* Instrucción escrita:
Por favor, reescribe como una lista breve el párrafo del texto sobre la defensa de la Constitución en el Perú que empieza con «Si nos remontamos», conservando sus datos principales.

* Texto proporcionado:
Si nos remontamos a la Constitución bolivariana o Vitalicia de 1826, que estuvo inspirada en la Constitución Consular del año VIII de Napoleón, vemos que se otorgó al Senado Conservador peruano funciones difusas de protección de la Constitución. En las constituciones posteriores de 1828, 1834 y 1839 se estableció que el Congreso velaba por la observancia de la Constitución y hacía efectiva la responsabilidad de los infractores. No obstante, recién con la Constitución de 1856, liberal por excelencia, fue que se estableció, en su artículo 10 que “es nula y sin efecto cualquier ley en cuanto se oponga a la Constitución”.

Ahora bien, esta disposición no tuvo desarrollo legislativo ni aplicación jurisprudencial, debido a que dicha Constitución duró solo cuatro años y que el derecho público, de entonces, estaba aún inmaduro para desarrollar una institución, propia de la siguiente centuria. Lo que no impidió que el Consejo de Estado institución apenas estudiada jugase un rol, a veces, destacado en materia de defensa de la Constitución.

La primera ley que incorpora un proceso que tutela la libertad personal fue la Ley de Hábeas Corpus de 1897 y la Ley 2223 de 1926 que amplía la protección judicial hacia derechos distintos a la libertad personal a través del hábeas corpus. Pero es con el artículo 24 de la Constitución de 1920 que se incorpora por vez primera en la norma suprema el proceso de hábeas corpus, para cualquier persona que sea detenida in fraganti por un delito por más de 24 horas sin ser puesta a disposición del juez. Es recién en el Anteproyecto de Constitución de 1931 (artículo 142), elaborado por la Comisión Villarán, que se plantea la incorporación del control judicial —judicial review—de las leyes, al estilo norteamericano, más no el control abstracto de las mismas, a través de un órgano judicial especializado. Debido a los cándidos temores de que se produjese un exceso de demandas en contra de las normas de Congreso. No obstante, ni una ni otra iniciativa fue recogida por los constituyentes de 1933. En cambio sí se recogió el habeas corpus al estipular el artículo 69 que “todos los derechos individuales y sociales reconocidos por la Constitución, dan lugar a la acción de hábeas corpus”.

* Registros de cuadros de elementos:
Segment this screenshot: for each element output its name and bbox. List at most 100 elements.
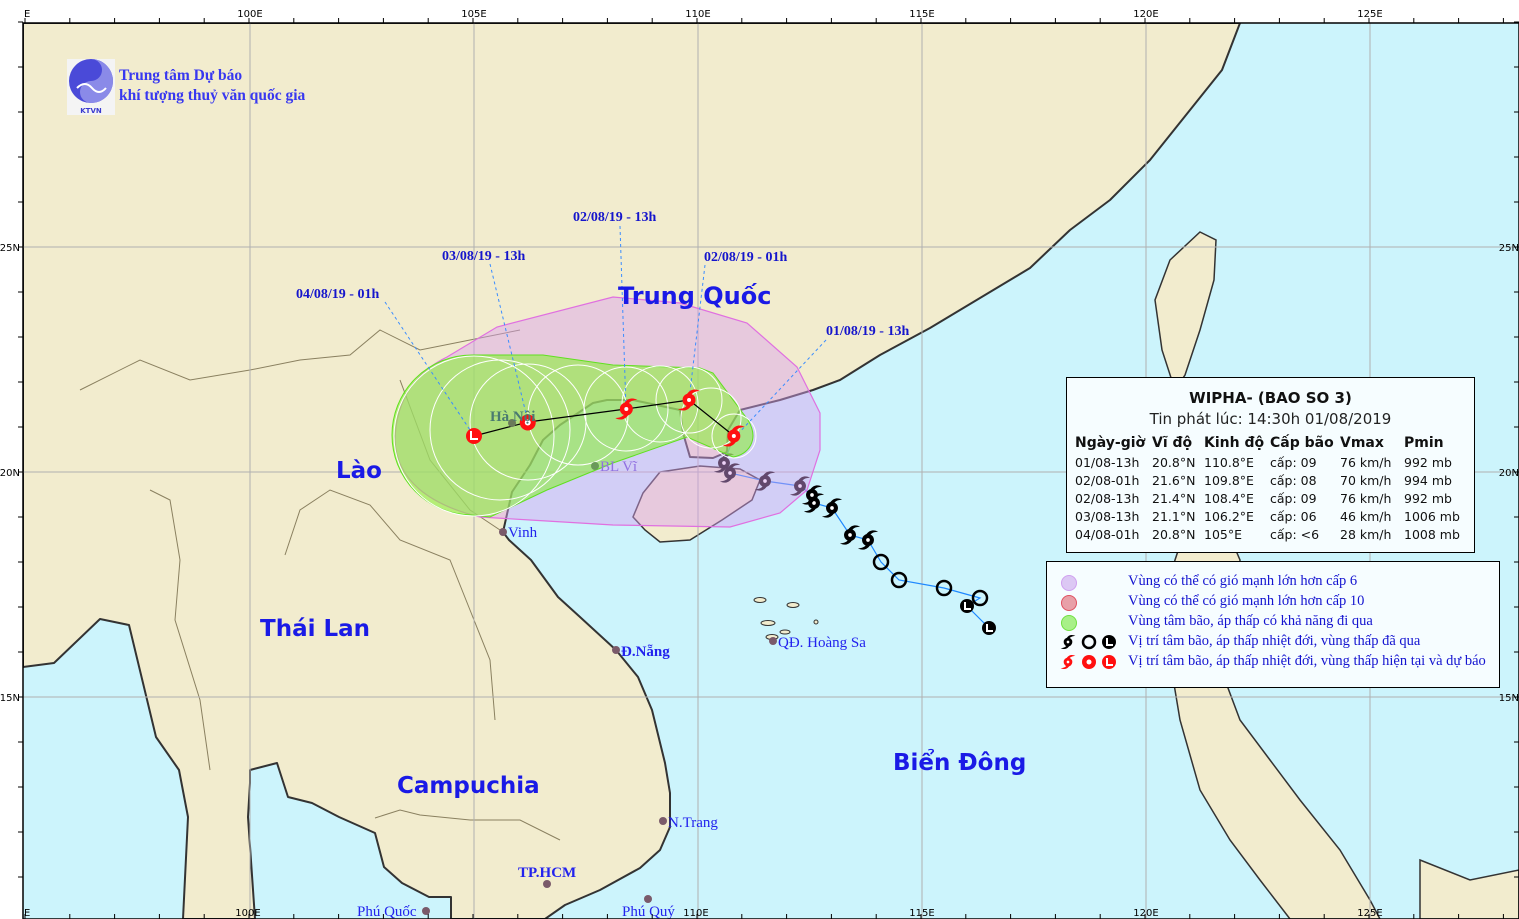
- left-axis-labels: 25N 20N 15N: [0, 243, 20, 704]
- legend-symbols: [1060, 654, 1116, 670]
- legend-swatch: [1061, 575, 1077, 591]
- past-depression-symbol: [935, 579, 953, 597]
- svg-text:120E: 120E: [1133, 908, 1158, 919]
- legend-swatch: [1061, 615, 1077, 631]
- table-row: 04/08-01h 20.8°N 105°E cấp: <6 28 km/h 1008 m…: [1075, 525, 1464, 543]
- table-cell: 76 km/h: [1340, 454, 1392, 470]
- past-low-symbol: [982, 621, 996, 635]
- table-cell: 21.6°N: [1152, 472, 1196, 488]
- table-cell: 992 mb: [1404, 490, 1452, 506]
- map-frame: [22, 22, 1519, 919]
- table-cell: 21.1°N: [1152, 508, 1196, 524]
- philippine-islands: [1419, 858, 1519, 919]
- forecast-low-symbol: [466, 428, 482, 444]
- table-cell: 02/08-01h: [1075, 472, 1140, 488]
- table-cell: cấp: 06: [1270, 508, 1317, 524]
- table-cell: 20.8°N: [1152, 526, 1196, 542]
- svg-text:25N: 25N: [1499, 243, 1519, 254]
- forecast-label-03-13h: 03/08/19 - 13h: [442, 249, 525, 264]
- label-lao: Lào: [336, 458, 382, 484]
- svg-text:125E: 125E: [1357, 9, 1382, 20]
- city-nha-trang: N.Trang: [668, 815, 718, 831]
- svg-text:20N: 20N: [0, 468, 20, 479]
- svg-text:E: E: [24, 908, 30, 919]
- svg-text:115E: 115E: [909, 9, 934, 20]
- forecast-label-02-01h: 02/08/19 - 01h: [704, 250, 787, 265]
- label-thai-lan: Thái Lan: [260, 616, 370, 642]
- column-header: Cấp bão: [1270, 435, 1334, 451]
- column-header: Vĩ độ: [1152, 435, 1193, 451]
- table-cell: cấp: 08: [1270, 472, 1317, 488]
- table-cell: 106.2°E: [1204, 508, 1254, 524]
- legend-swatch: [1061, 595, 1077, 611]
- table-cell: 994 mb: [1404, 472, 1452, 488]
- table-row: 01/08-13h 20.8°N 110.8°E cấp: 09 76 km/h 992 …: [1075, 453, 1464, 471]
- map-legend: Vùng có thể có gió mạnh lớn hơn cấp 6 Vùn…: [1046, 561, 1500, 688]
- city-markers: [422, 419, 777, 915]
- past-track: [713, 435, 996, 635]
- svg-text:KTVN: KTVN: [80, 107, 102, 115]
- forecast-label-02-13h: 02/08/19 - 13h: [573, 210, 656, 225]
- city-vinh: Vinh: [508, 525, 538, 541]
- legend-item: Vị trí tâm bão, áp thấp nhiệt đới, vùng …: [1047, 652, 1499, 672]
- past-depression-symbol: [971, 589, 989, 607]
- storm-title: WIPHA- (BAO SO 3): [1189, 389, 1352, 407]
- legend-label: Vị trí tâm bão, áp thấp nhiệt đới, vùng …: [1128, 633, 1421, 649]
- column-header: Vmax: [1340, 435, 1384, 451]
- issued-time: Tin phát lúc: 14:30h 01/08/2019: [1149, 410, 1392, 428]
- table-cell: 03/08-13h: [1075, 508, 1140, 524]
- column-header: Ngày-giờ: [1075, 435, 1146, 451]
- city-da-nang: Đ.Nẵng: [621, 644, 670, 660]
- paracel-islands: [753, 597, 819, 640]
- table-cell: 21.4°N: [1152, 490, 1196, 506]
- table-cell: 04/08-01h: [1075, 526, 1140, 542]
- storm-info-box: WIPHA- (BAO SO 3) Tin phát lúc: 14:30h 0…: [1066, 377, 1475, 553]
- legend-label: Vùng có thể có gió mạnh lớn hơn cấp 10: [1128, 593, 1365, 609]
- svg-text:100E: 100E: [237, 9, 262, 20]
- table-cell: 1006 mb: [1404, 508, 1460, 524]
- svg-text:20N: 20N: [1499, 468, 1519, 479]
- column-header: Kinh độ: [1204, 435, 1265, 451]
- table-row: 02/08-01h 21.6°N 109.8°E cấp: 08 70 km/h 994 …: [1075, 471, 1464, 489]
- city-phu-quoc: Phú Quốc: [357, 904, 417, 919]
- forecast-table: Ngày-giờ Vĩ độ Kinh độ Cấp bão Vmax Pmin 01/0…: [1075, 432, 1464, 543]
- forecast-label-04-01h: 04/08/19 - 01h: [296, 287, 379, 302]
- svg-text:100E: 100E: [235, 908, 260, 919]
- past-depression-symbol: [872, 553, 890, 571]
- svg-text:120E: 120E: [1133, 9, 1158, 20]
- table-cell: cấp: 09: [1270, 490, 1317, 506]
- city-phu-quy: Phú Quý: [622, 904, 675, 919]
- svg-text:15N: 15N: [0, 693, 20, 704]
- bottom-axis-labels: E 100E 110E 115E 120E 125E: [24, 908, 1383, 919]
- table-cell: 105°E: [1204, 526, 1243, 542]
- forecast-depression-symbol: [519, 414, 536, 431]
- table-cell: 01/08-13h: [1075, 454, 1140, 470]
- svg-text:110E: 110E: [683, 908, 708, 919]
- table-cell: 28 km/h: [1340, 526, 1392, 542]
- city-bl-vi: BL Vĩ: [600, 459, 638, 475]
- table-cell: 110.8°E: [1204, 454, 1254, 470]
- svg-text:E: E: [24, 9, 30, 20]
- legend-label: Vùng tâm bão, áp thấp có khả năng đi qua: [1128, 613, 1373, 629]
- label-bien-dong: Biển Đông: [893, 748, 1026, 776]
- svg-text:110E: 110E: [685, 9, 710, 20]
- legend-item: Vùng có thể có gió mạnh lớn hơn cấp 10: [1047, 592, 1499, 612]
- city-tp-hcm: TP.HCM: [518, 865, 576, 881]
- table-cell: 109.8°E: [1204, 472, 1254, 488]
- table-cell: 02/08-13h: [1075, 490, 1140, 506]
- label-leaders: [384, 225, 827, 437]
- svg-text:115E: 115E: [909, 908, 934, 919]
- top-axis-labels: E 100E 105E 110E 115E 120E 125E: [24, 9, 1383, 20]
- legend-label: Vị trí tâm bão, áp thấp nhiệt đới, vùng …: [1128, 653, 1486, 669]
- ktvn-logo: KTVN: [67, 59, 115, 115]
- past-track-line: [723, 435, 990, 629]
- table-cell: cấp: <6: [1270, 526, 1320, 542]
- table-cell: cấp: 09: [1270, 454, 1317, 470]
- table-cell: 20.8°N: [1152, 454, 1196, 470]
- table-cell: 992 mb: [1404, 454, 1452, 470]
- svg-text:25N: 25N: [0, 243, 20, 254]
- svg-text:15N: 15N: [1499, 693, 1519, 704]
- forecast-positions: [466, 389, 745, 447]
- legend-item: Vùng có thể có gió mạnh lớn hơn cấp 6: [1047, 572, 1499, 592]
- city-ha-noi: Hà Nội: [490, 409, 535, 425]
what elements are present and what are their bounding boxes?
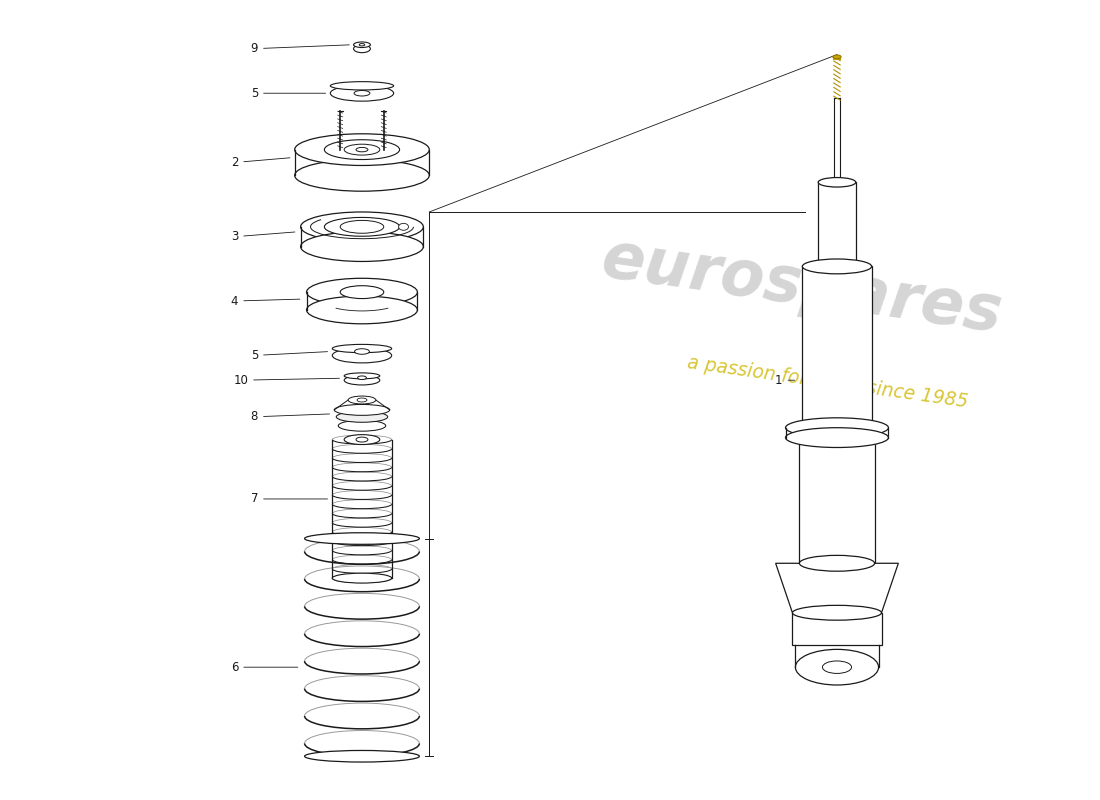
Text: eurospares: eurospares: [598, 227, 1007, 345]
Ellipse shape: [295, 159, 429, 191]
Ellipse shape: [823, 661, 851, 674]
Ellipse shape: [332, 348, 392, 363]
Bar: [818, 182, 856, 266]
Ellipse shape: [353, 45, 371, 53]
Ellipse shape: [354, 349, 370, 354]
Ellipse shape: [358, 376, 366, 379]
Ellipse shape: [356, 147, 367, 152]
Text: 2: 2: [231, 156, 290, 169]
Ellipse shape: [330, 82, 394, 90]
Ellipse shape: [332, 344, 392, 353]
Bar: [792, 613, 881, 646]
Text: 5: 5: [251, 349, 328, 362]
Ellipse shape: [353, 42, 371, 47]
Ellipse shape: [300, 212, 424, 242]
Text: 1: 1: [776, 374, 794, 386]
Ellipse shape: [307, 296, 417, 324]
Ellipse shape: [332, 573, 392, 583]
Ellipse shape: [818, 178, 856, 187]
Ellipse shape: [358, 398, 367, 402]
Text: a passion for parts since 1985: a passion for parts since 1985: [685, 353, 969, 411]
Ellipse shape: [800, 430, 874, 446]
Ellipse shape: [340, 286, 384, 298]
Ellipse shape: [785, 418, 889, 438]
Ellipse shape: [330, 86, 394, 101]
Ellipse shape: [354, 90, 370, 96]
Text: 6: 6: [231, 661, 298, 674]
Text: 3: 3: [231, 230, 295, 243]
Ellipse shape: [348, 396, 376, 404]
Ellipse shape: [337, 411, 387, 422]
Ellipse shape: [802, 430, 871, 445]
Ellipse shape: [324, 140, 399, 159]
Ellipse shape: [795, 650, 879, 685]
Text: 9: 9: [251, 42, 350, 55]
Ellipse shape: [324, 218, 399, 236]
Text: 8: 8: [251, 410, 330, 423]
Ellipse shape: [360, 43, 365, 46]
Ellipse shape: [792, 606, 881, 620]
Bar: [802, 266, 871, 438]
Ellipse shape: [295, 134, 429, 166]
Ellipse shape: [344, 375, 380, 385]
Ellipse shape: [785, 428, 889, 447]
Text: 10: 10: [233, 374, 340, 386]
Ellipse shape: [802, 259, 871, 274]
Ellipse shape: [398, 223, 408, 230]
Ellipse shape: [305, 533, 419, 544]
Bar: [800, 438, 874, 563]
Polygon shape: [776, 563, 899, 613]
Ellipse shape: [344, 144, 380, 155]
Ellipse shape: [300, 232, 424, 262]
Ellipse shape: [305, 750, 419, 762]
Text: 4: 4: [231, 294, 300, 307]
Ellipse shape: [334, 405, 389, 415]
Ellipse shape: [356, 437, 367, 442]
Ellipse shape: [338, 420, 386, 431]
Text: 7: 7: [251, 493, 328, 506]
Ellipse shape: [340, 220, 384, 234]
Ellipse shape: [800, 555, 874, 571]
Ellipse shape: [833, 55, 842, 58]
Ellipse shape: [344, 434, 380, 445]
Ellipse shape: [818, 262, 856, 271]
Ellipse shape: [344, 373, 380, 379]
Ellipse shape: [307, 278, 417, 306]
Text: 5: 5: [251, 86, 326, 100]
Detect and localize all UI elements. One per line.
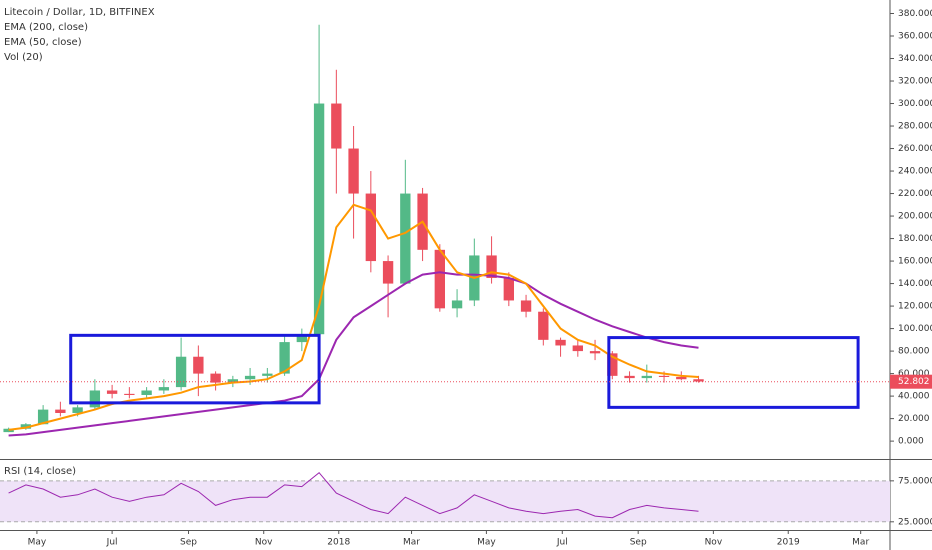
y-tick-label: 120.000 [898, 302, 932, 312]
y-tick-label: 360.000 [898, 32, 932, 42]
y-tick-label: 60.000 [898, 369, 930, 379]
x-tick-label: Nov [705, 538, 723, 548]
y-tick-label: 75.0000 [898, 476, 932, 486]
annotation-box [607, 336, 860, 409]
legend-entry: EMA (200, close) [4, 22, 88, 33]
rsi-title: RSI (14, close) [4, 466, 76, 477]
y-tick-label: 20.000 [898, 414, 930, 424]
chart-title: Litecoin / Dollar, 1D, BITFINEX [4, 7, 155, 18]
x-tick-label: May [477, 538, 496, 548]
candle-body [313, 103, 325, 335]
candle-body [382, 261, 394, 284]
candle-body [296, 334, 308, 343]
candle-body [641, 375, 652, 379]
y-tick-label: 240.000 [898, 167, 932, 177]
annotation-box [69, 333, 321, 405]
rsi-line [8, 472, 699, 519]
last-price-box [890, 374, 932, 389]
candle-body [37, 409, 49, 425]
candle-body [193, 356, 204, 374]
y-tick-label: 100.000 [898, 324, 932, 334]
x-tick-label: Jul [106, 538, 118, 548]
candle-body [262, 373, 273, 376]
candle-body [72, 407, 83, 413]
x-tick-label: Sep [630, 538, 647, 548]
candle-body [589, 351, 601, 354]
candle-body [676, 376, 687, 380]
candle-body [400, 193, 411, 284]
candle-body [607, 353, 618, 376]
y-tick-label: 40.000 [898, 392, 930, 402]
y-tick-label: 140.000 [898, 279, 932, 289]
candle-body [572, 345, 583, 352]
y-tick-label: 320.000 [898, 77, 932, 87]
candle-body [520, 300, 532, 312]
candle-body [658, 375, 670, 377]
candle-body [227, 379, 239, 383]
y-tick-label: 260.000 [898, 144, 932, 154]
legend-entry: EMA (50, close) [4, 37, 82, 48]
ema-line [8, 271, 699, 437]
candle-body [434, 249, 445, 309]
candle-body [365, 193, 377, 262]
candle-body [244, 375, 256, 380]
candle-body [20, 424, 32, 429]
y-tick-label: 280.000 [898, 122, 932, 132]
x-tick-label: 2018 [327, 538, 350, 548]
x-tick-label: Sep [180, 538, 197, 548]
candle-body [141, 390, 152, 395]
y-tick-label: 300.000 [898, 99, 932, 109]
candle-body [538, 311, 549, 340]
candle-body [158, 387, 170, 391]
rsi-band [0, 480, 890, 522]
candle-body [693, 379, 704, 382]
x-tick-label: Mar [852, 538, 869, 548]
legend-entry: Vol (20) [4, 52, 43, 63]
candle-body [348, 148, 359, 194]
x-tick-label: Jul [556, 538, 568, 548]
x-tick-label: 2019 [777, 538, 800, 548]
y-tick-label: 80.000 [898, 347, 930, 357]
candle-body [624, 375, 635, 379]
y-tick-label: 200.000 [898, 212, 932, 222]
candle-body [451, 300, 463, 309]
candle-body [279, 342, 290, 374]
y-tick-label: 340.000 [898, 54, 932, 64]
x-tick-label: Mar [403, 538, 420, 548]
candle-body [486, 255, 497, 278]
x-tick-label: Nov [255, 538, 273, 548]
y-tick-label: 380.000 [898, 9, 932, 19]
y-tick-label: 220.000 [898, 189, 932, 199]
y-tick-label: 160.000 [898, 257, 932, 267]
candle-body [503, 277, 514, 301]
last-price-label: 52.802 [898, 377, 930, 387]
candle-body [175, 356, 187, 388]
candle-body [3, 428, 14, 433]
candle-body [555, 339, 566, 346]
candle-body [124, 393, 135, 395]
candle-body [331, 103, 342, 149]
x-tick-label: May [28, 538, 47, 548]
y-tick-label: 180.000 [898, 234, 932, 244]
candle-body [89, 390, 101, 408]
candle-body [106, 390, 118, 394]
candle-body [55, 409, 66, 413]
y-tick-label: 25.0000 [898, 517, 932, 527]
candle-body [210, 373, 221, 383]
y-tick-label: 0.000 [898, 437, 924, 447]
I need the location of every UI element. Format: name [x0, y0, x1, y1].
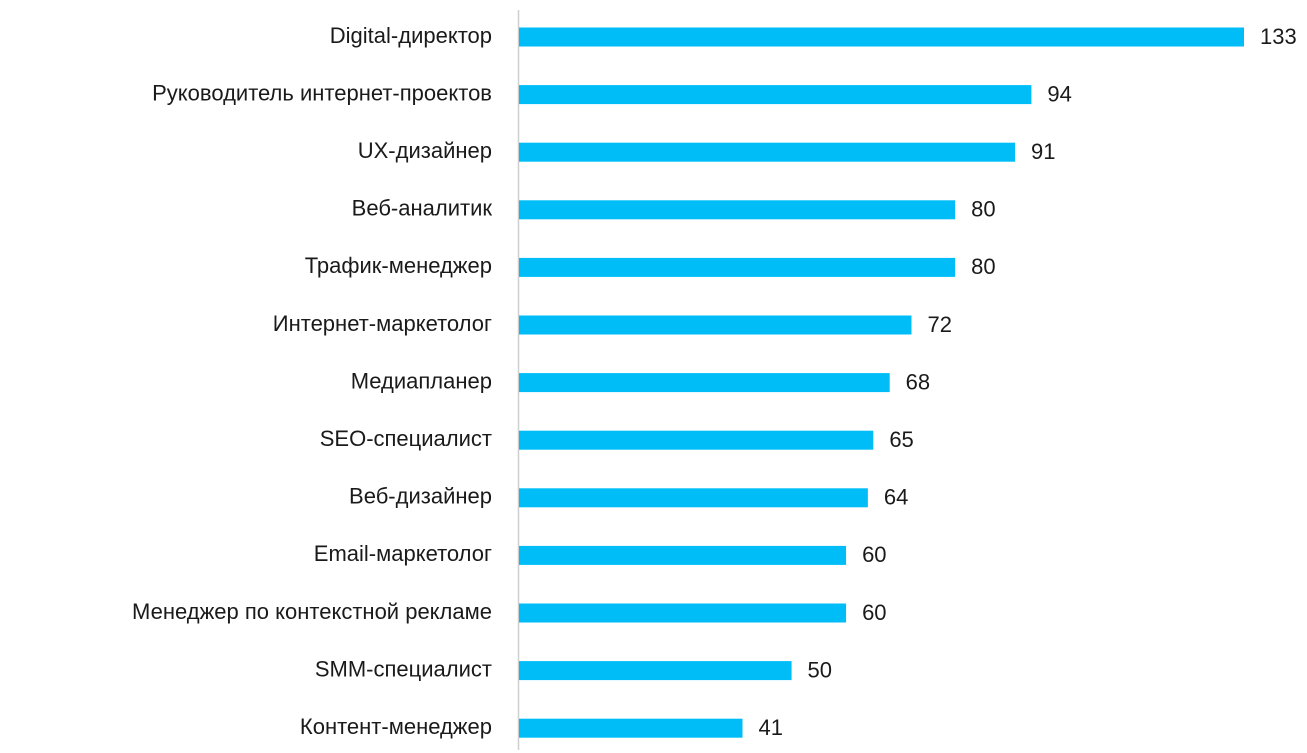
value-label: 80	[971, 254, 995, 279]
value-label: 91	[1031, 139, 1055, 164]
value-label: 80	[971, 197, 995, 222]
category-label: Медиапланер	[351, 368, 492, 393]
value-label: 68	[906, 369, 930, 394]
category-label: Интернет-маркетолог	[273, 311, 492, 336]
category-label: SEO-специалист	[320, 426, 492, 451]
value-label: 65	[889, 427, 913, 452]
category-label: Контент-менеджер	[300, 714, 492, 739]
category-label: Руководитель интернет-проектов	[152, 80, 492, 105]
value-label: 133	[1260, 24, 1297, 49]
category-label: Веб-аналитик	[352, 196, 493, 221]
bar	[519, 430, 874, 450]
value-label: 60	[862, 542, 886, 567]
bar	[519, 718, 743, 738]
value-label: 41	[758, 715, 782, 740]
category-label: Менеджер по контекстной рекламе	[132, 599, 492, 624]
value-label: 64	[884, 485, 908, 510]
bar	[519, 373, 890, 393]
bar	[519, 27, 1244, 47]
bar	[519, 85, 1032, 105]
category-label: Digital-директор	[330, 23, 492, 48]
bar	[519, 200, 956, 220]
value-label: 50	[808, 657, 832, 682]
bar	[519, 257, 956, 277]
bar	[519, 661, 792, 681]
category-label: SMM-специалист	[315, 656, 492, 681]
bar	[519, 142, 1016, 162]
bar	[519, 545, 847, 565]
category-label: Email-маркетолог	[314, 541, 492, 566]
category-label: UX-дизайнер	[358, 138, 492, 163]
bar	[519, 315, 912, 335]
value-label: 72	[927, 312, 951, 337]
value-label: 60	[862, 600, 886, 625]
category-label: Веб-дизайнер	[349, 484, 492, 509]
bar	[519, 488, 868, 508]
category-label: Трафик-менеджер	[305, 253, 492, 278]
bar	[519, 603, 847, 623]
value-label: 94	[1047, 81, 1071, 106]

* Resultado correcto:
- La Constitución bolivariana o Vitalicia de 1826, inspirada en la Constitución Consular del año VIII de Napoleón, otorgó al Senado Conservador peruano funciones difusas de protección de la Constitución.
- Las constituciones de 1828, 1834 y 1839 establecieron que el Congreso velaba por la observancia de la Constitución y hacía efectiva la responsabilidad de los infractores.
- La Constitución liberal de 1856 fue la primera en disponer, en su artículo 10, que “es nula y sin efecto cualquier ley en cuanto se oponga a la Constitución”.